» WHAT IS REQUIRED
Can you write out all of the material below, word for word?

>> start THE INPUT

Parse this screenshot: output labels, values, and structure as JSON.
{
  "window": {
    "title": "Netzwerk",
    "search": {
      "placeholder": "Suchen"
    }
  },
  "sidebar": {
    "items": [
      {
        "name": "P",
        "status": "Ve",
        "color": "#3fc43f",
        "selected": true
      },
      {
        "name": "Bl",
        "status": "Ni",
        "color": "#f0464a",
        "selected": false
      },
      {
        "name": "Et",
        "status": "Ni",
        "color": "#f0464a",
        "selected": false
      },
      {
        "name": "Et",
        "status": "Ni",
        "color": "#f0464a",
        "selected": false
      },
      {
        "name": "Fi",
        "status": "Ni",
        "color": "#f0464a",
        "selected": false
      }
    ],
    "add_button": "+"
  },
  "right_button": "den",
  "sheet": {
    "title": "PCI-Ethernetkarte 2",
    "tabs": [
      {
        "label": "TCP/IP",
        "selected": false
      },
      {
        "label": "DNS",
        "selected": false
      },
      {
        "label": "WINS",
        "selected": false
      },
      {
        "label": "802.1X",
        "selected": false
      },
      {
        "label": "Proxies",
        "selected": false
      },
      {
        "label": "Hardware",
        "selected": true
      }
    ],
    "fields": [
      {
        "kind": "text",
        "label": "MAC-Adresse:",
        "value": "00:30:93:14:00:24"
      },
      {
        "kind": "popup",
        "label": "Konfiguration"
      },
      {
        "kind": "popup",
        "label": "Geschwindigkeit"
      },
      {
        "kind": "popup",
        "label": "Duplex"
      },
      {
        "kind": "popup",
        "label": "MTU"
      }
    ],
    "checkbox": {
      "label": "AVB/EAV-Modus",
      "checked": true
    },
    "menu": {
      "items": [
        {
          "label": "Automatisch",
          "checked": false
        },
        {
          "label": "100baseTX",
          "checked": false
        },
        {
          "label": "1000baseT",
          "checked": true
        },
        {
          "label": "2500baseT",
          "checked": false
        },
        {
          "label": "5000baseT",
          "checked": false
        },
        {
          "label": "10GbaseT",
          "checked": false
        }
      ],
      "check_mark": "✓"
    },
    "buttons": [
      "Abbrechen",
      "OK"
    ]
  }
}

>> end THE INPUT

» RESULT OF THIS TASK
Parse this screenshot: output labels, values, and structure as JSON.
{
  "window": {
    "title": "Netzwerk",
    "search": {
      "placeholder": "Suchen"
    }
  },
  "sidebar": {
    "items": [
      {
        "name": "P",
        "status": "Ve",
        "color": "#3fc43f",
        "selected": true
      },
      {
        "name": "Bl",
        "status": "Ni",
        "color": "#f0464a",
        "selected": false
      },
      {
        "name": "Et",
        "status": "Ni",
        "color": "#f0464a",
        "selected": false
      },
      {
        "name": "Et",
        "status": "Ni",
        "color": "#f0464a",
        "selected": false
      },
      {
        "name": "Fi",
        "status": "Ni",
        "color": "#f0464a",
        "selected": false
      }
    ],
    "add_button": "+"
  },
  "right_button": "den",
  "sheet": {
    "title": "PCI-Ethernetkarte 2",
    "tabs": [
      {
        "label": "TCP/IP",
        "selected": false
      },
      {
        "label": "DNS",
        "selected": false
      },
      {
        "label": "WINS",
        "selected": false
      },
      {
        "label": "802.1X",
        "selected": false
      },
      {
        "label": "Proxies",
        "selected": false
      },
      {
        "label": "Hardware",
        "selected": true
      }
    ],
    "fields": [
      {
        "kind": "text",
        "label": "MAC-Adresse:",
        "value": "00:30:93:14:00:24"
      },
      {
        "kind": "popup",
        "label": "Konfiguration"
      },
      {
        "kind": "popup",
        "label": "Geschwindigkeit"
      },
      {
        "kind": "popup",
        "label": "Duplex"
      },
      {
        "kind": "popup",
        "label": "MTU"
      }
    ],
    "checkbox": {
      "label": "AVB/EAV-Modus",
      "checked": true
    },
    "menu": {
      "items": [
        {
          "label": "Automatisch",
          "checked": false
        },
        {
          "label": "100baseTX",
          "checked": false
        },
        {
          "label": "1000baseT",
          "checked": true
        },
        {
          "label": "2500baseT",
          "checked": false
        },
        {
          "label": "5000baseT",
          "checked": false
        },
        {
          "label": "10GbaseT",
          "checked": false
        }
      ],
      "check_mark": "✓"
    },
    "buttons": [
      "Abbrechen",
      "OK"
    ]
  }
}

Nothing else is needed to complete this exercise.